The task: Each line that holds the word "name" should be returned.

Records from a collection:
»»
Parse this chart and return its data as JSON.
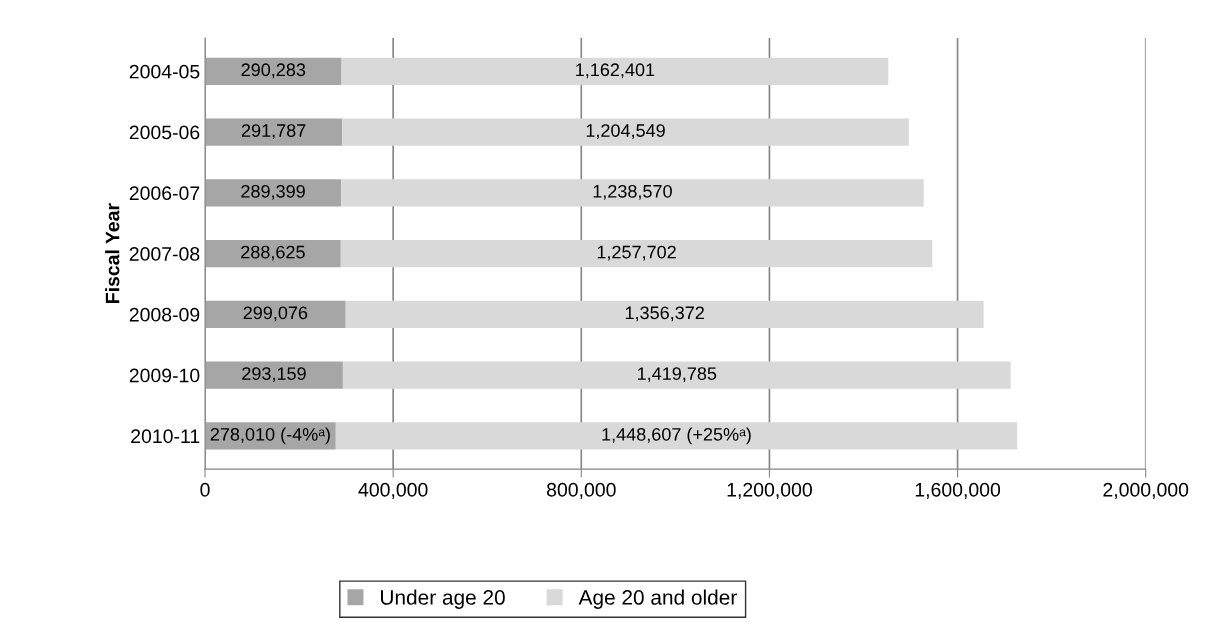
{
  "chart_data": {
    "type": "bar",
    "orientation": "horizontal",
    "stacked": true,
    "ylabel": "Fiscal Year",
    "categories": [
      "2004-05",
      "2005-06",
      "2006-07",
      "2007-08",
      "2008-09",
      "2009-10",
      "2010-11"
    ],
    "series": [
      {
        "name": "Under age 20",
        "color": "#a6a6a6",
        "values": [
          290283,
          291787,
          289399,
          288625,
          299076,
          293159,
          278010
        ],
        "value_labels": [
          "290,283",
          "291,787",
          "289,399",
          "288,625",
          "299,076",
          "293,159",
          "278,010 (-4%ᵃ)"
        ]
      },
      {
        "name": "Age 20 and older",
        "color": "#d9d9d9",
        "values": [
          1162401,
          1204549,
          1238570,
          1257702,
          1356372,
          1419785,
          1448607
        ],
        "value_labels": [
          "1,162,401",
          "1,204,549",
          "1,238,570",
          "1,257,702",
          "1,356,372",
          "1,419,785",
          "1,448,607 (+25%ᵃ)"
        ]
      }
    ],
    "xlim": [
      0,
      2000000
    ],
    "xticks": [
      {
        "value": 0,
        "label": "0"
      },
      {
        "value": 400000,
        "label": "400,000"
      },
      {
        "value": 800000,
        "label": "800,000"
      },
      {
        "value": 1200000,
        "label": "1,200,000"
      },
      {
        "value": 1600000,
        "label": "1,600,000"
      },
      {
        "value": 2000000,
        "label": "2,000,000"
      }
    ],
    "grid": "x",
    "legend": "bottom"
  }
}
««
Exercise answer:
        "name": "Under age 20",
        "name": "Age 20 and older",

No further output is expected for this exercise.